Short problem »
Of the lines below, count those containing the word "type". Reply with the number alone.

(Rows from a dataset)
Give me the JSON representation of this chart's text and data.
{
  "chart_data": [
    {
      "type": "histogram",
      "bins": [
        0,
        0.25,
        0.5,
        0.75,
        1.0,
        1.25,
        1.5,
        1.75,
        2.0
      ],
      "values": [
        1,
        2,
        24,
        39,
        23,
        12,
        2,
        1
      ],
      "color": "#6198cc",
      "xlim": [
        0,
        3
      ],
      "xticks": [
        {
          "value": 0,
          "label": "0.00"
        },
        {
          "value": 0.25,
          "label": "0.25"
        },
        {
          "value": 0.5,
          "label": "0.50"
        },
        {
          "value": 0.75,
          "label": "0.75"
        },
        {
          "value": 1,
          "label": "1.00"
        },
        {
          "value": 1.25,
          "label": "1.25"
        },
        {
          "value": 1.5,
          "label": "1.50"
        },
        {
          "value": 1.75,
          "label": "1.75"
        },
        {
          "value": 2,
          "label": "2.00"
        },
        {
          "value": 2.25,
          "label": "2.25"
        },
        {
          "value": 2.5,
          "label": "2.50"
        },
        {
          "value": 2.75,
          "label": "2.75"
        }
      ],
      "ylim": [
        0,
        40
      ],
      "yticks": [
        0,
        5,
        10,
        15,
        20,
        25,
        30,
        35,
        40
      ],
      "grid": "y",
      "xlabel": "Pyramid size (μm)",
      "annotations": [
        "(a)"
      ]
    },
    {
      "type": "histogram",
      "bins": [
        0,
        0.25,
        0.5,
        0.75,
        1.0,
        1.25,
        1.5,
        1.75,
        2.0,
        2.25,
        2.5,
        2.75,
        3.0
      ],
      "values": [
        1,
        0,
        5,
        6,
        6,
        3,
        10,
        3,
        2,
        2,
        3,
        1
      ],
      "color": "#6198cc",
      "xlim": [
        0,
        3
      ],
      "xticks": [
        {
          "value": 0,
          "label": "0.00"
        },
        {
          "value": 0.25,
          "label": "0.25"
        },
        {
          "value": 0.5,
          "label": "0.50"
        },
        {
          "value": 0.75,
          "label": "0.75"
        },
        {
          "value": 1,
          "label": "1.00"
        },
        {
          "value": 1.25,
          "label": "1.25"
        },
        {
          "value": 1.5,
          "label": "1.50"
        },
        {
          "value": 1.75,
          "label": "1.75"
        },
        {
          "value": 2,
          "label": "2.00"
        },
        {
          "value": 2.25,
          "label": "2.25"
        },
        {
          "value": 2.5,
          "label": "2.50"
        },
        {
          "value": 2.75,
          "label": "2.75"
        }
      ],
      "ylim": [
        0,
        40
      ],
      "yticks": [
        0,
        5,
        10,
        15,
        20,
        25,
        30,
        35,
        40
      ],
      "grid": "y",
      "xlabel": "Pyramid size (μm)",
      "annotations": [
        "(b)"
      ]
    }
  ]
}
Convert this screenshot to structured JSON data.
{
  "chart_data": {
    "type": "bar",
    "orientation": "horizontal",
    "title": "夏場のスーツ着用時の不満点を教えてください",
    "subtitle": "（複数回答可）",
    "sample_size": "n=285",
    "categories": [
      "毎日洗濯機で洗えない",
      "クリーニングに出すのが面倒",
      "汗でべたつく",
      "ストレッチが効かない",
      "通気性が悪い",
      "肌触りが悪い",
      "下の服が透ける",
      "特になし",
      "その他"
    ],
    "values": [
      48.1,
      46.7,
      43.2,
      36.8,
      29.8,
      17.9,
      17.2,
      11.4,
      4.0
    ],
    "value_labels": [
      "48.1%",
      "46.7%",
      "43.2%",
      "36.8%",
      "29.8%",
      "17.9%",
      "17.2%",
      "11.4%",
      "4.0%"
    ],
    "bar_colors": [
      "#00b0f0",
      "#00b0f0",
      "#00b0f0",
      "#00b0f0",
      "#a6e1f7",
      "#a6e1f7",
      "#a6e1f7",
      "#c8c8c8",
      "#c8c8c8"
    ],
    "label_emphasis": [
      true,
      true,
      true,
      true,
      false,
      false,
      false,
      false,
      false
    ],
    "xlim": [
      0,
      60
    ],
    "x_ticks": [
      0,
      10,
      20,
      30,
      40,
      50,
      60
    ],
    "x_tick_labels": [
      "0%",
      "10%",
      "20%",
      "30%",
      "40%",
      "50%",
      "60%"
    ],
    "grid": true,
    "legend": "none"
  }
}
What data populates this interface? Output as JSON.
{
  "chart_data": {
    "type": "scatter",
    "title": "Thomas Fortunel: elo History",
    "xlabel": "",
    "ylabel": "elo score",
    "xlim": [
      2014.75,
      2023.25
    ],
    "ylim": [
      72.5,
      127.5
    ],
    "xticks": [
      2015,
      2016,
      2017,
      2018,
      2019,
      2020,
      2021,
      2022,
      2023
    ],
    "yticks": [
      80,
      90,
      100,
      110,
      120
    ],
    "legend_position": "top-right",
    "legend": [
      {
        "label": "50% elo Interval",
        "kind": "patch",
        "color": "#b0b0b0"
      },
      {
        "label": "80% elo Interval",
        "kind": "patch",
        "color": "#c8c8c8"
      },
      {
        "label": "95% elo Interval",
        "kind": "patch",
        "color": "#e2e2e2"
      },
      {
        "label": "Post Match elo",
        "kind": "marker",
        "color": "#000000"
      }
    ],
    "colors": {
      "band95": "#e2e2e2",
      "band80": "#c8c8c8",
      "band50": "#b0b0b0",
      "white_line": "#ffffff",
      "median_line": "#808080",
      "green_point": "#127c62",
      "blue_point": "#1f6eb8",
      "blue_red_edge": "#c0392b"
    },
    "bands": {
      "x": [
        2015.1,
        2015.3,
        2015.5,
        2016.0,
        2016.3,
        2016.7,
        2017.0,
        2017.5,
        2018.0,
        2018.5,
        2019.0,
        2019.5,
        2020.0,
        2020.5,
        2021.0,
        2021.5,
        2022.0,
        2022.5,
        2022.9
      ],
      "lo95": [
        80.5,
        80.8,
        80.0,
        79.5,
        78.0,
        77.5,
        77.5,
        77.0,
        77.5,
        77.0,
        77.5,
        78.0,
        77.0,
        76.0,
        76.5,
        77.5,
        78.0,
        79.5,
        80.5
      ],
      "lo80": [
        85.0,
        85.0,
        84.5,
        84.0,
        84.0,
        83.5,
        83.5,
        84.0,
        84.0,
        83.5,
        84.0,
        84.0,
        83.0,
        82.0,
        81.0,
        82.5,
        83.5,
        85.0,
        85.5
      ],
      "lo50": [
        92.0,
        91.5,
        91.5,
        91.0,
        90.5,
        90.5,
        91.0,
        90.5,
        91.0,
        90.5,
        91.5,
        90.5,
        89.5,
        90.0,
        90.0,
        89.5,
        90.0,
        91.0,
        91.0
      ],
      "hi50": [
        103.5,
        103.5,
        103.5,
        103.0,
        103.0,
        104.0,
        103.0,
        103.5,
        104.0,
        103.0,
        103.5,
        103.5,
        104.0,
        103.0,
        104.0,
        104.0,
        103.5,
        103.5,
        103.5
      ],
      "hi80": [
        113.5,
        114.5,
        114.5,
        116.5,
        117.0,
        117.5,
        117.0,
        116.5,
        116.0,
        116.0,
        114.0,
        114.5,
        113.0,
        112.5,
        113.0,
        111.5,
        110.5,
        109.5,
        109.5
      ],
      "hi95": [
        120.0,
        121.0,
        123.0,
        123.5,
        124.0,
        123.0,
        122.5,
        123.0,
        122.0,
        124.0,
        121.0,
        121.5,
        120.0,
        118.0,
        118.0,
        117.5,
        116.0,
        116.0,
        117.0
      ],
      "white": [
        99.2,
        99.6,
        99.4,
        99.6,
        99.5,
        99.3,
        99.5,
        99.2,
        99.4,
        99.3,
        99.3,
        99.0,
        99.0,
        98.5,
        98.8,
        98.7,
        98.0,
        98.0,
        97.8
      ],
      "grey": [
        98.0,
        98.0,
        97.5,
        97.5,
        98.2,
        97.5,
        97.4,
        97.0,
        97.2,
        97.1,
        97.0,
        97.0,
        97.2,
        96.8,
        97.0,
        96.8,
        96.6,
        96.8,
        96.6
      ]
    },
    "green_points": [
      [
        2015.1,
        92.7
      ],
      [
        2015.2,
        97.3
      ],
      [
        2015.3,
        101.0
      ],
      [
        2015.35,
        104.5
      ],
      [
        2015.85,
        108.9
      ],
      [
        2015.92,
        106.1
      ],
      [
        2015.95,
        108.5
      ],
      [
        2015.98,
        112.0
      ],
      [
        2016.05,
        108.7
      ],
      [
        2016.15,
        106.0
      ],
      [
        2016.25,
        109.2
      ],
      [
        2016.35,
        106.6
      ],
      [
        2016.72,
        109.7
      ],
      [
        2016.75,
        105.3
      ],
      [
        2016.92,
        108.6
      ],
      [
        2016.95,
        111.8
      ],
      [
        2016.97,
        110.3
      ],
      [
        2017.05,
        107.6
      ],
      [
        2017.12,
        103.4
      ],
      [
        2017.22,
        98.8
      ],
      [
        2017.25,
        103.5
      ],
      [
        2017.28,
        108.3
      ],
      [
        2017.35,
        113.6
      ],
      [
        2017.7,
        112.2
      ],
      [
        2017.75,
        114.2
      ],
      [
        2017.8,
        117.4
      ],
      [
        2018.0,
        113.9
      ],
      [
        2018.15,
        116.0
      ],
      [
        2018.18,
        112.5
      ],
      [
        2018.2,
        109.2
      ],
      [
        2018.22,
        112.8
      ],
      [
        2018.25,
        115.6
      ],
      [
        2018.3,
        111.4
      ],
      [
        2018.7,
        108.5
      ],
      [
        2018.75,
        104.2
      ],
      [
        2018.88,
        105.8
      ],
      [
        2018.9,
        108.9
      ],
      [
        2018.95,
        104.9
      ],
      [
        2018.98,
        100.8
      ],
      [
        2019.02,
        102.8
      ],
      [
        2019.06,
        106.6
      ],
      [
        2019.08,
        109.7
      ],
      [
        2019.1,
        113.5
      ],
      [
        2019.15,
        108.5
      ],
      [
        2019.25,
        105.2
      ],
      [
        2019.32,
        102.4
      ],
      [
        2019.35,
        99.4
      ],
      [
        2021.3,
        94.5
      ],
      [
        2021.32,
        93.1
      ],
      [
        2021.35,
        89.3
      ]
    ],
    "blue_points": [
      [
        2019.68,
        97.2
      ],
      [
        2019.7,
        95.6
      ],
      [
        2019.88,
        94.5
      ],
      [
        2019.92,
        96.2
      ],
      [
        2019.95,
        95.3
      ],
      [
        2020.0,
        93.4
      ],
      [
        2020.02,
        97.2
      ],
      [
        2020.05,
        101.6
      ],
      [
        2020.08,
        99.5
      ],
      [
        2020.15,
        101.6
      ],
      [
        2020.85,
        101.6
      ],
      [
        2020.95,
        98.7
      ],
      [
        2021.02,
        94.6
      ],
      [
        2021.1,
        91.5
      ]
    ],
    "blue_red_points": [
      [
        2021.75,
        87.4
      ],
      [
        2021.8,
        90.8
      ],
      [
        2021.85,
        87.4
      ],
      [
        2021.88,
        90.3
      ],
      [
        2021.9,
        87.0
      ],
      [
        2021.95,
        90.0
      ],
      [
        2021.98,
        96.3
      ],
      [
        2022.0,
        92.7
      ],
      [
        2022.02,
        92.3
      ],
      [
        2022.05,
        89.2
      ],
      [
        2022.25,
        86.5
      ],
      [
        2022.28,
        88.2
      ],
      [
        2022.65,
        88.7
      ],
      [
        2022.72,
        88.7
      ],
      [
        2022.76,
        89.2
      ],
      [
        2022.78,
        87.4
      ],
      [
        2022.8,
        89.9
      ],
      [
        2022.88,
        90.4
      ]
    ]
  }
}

Result »
4